Short exercise
Read through the records below and copy each line that uses the word "Systematic".

· · ·

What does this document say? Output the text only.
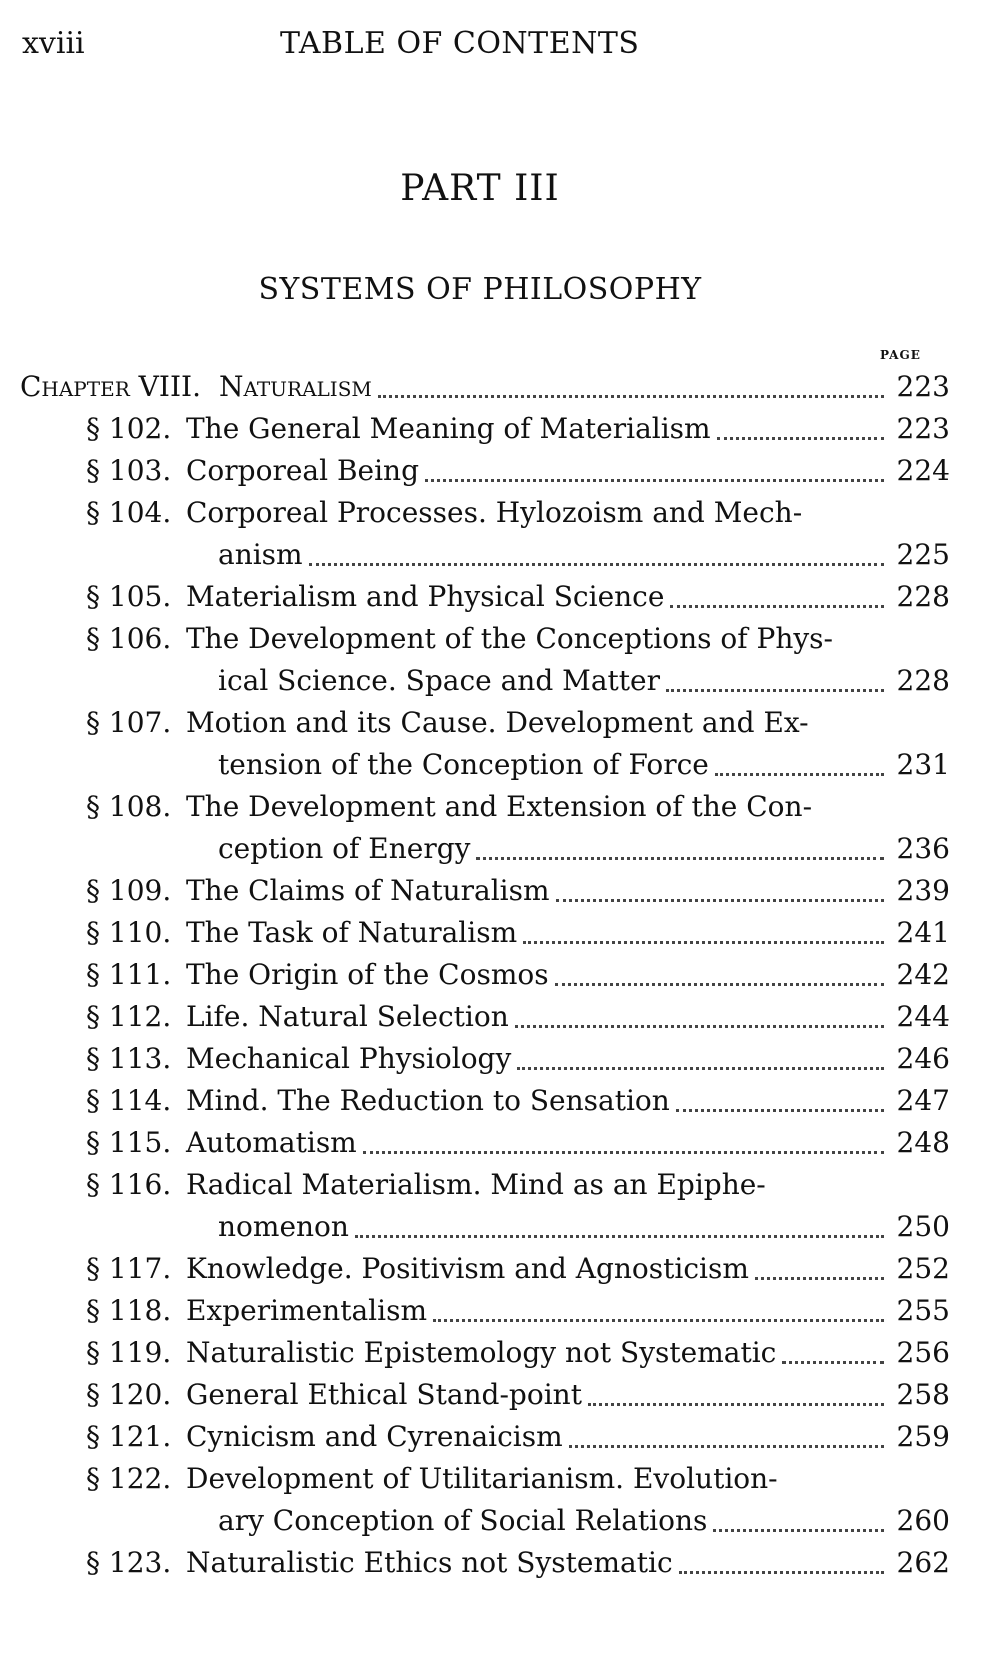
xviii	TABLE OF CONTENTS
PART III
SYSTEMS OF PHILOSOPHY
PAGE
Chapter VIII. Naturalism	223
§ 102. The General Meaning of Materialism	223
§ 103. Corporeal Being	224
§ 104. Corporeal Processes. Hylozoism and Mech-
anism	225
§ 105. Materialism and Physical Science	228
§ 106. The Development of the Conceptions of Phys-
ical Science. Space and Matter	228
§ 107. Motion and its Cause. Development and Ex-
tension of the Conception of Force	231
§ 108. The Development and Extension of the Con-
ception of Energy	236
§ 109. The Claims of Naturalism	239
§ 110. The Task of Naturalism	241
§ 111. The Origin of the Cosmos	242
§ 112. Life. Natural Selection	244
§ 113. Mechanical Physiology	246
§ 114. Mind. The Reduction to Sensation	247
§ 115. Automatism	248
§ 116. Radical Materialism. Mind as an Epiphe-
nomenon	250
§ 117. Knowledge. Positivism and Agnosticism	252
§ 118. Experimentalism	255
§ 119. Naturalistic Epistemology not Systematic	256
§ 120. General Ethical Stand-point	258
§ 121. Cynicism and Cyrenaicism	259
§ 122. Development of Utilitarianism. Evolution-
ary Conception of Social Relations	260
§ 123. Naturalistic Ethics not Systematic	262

· · ·

Full response
§ 119. Naturalistic Epistemology not Systematic	256
§ 123. Naturalistic Ethics not Systematic	262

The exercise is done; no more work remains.